──────── PROVIDED RECORDS

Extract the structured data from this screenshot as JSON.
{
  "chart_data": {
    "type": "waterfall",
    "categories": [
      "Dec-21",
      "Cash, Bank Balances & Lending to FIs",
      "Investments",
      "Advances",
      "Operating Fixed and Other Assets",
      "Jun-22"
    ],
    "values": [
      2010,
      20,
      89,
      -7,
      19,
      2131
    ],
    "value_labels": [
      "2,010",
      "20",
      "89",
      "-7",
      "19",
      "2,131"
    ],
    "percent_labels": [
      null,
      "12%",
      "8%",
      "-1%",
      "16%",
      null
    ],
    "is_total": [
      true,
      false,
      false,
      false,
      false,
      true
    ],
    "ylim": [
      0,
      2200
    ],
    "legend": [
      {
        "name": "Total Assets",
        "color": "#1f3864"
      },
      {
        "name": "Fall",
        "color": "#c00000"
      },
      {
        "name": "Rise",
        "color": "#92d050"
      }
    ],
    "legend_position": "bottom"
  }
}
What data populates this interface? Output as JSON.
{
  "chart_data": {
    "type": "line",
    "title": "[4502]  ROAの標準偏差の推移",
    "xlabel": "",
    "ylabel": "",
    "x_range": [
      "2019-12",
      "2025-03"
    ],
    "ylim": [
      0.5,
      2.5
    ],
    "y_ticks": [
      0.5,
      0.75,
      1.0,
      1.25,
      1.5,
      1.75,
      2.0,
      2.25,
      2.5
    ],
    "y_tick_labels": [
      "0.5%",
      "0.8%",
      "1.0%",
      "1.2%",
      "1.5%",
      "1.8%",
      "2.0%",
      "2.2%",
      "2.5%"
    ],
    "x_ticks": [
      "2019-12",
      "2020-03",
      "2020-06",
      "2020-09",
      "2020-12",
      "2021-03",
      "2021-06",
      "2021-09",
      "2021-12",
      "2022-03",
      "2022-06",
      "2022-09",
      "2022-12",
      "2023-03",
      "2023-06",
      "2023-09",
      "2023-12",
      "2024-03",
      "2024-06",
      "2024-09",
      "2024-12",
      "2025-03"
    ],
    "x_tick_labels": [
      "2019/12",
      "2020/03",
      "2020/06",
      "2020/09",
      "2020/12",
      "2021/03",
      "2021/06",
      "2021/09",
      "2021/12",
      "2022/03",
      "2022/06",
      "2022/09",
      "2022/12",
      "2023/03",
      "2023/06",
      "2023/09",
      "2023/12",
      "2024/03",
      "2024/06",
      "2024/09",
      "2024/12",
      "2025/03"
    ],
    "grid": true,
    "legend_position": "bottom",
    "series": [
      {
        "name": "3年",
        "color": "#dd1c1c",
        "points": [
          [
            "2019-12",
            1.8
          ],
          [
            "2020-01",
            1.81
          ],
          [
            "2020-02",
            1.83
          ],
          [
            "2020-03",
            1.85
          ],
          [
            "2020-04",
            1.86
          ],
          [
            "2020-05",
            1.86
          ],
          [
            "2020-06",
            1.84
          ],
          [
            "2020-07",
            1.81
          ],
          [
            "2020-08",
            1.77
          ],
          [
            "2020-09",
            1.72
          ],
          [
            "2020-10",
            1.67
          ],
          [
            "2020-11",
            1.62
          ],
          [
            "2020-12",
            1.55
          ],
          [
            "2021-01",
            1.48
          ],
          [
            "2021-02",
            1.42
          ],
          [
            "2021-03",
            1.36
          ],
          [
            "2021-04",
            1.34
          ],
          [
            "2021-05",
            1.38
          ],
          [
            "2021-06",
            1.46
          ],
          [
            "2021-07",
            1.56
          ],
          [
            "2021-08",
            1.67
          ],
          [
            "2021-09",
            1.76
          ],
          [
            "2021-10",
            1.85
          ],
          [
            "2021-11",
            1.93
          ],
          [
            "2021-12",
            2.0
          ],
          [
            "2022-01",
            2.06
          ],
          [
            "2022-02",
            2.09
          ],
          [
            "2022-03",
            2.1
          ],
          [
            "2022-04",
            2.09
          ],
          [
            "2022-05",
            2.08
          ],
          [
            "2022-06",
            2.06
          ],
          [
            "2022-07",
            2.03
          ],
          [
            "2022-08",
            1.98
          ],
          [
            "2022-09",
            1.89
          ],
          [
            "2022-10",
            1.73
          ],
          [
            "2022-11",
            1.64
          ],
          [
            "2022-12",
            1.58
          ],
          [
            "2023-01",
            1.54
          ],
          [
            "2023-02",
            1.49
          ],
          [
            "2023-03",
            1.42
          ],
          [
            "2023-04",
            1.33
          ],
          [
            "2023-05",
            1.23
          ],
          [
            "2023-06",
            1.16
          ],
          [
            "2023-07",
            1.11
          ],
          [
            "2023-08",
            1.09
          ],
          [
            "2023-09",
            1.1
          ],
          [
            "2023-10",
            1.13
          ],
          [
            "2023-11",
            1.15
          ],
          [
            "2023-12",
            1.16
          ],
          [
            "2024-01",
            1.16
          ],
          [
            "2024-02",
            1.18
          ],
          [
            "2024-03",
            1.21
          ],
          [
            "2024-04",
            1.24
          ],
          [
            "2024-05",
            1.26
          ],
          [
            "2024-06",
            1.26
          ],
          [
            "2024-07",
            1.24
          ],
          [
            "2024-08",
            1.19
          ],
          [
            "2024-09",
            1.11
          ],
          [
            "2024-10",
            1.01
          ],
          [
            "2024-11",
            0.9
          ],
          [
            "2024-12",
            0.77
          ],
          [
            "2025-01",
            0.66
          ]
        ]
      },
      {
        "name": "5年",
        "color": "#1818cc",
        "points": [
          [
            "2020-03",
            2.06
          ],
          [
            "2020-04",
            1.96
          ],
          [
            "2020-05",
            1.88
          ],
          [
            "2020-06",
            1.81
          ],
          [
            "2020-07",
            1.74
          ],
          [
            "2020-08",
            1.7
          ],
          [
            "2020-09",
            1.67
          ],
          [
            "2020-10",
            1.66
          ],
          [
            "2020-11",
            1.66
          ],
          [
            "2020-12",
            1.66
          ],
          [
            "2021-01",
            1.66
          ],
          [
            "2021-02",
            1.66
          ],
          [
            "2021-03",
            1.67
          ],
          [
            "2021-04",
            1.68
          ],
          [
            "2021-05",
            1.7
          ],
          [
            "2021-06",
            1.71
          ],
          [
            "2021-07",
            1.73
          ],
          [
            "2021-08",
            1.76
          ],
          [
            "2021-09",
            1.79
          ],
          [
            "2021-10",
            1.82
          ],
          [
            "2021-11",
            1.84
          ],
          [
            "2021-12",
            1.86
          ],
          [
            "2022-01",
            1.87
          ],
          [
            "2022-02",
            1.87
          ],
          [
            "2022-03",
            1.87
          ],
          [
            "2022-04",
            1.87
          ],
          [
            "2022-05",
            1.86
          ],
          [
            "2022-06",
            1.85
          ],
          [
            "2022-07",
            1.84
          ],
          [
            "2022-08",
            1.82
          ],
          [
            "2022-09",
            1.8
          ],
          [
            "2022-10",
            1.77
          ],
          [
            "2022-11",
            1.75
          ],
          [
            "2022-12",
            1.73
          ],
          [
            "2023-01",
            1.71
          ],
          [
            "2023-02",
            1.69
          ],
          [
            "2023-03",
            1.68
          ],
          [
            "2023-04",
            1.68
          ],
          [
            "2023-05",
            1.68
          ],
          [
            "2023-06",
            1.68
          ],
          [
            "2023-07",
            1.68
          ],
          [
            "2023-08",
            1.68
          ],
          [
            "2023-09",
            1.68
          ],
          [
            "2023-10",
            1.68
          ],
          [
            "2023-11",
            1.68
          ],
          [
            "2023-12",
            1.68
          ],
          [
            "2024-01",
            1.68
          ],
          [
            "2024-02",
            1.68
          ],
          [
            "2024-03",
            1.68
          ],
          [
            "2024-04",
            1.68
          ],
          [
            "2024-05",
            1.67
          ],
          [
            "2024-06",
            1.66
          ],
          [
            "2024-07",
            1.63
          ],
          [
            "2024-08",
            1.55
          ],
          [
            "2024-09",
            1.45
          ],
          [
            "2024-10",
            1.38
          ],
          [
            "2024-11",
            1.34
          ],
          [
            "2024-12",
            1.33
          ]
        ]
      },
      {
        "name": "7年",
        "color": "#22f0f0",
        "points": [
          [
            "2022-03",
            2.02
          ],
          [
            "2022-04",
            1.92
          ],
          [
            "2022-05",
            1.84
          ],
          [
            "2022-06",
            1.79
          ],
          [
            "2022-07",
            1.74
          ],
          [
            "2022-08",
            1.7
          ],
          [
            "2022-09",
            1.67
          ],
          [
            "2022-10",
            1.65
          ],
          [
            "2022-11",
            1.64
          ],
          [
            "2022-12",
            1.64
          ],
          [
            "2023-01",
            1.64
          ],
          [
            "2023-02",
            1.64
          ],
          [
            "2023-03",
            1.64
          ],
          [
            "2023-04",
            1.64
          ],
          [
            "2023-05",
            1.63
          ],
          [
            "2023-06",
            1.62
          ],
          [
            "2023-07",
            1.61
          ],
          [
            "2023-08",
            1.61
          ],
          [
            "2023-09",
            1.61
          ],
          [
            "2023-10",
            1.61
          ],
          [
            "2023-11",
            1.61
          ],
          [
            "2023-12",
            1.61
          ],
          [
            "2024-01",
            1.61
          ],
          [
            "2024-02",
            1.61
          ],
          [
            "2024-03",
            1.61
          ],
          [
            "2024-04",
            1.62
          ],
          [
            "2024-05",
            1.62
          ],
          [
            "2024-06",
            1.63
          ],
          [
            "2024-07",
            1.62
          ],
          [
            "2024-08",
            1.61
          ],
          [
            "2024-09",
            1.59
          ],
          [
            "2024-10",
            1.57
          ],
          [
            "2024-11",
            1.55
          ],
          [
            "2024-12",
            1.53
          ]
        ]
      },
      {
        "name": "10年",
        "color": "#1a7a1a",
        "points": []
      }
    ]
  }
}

────────────────

* TO DO *
From the listing above, find the number of lines with the word "Assets" in them. Answer with the number only.

* COMPLETED TASK *
2